Collection entries:
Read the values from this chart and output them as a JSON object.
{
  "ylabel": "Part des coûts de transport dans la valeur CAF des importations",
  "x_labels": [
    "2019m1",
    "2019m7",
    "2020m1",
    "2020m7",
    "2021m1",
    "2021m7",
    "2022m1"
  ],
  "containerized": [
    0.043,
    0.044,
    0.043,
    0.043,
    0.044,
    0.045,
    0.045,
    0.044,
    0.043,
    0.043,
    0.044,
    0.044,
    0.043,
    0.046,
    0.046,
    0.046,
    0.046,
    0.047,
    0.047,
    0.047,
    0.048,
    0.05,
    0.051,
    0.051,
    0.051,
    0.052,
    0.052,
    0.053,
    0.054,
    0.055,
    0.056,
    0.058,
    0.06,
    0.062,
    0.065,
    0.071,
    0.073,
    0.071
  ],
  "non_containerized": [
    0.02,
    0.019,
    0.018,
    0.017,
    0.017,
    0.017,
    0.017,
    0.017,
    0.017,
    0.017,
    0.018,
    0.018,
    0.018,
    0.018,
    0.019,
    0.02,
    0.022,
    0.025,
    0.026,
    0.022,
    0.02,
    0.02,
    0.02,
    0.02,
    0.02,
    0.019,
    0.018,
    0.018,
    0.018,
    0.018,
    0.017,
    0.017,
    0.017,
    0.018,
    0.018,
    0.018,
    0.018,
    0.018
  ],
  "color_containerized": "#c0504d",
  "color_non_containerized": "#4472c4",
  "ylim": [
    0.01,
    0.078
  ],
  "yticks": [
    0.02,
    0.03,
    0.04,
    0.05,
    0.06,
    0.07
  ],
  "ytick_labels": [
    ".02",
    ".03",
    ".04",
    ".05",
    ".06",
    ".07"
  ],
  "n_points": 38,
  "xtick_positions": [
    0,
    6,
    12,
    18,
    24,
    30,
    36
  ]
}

- [WRITTEN EXERCISE]: Go through the material above line by line and copy it exactly.

- [CORRECT RESULT]:
Read the values from this chart and output them as a JSON object.
{
  "ylabel": "Part des coûts de transport dans la valeur CAF des importations",
  "x_labels": [
    "2019m1",
    "2019m7",
    "2020m1",
    "2020m7",
    "2021m1",
    "2021m7",
    "2022m1"
  ],
  "containerized": [
    0.043,
    0.044,
    0.043,
    0.043,
    0.044,
    0.045,
    0.045,
    0.044,
    0.043,
    0.043,
    0.044,
    0.044,
    0.043,
    0.046,
    0.046,
    0.046,
    0.046,
    0.047,
    0.047,
    0.047,
    0.048,
    0.05,
    0.051,
    0.051,
    0.051,
    0.052,
    0.052,
    0.053,
    0.054,
    0.055,
    0.056,
    0.058,
    0.06,
    0.062,
    0.065,
    0.071,
    0.073,
    0.071
  ],
  "non_containerized": [
    0.02,
    0.019,
    0.018,
    0.017,
    0.017,
    0.017,
    0.017,
    0.017,
    0.017,
    0.017,
    0.018,
    0.018,
    0.018,
    0.018,
    0.019,
    0.02,
    0.022,
    0.025,
    0.026,
    0.022,
    0.02,
    0.02,
    0.02,
    0.02,
    0.02,
    0.019,
    0.018,
    0.018,
    0.018,
    0.018,
    0.017,
    0.017,
    0.017,
    0.018,
    0.018,
    0.018,
    0.018,
    0.018
  ],
  "color_containerized": "#c0504d",
  "color_non_containerized": "#4472c4",
  "ylim": [
    0.01,
    0.078
  ],
  "yticks": [
    0.02,
    0.03,
    0.04,
    0.05,
    0.06,
    0.07
  ],
  "ytick_labels": [
    ".02",
    ".03",
    ".04",
    ".05",
    ".06",
    ".07"
  ],
  "n_points": 38,
  "xtick_positions": [
    0,
    6,
    12,
    18,
    24,
    30,
    36
  ]
}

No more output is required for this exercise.